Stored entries
━━━━━━━━━━
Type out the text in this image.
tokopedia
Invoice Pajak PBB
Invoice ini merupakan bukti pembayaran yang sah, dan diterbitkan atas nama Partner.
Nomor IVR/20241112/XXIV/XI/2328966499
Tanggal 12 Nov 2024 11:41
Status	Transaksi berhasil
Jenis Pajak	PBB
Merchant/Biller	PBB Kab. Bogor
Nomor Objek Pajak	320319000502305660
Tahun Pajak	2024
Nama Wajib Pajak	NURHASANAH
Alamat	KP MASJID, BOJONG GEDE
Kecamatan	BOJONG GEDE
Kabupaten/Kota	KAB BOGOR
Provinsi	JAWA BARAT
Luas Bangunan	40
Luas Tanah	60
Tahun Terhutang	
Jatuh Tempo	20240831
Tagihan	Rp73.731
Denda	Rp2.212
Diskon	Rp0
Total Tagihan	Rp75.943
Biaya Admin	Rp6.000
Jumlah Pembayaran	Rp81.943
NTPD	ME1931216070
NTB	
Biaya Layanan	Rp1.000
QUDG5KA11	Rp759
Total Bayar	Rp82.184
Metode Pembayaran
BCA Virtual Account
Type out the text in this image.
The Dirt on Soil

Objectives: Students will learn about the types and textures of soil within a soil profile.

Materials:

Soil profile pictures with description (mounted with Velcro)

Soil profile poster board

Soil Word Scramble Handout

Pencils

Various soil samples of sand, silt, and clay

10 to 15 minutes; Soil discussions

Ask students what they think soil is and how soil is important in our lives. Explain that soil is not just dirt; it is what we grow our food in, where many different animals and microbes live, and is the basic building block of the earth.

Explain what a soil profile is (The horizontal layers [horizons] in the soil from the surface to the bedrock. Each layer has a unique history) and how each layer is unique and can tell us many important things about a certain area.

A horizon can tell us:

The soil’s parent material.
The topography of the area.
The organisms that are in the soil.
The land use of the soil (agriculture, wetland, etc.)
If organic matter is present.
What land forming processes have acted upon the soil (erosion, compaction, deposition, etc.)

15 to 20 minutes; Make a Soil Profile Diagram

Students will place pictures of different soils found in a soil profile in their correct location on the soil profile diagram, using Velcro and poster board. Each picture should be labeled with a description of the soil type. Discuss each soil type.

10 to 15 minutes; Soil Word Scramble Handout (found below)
━━━━━━━━━━
Work required: List the lines of the entries that include "found".

Solution to the problem:
Students will place pictures of different soils found in a soil profile in their correct location on the soil profile diagram, using Velcro and poster board. Each picture should be labeled with a description of the soil type. Discuss each soil type.
10 to 15 minutes; Soil Word Scramble Handout (found below)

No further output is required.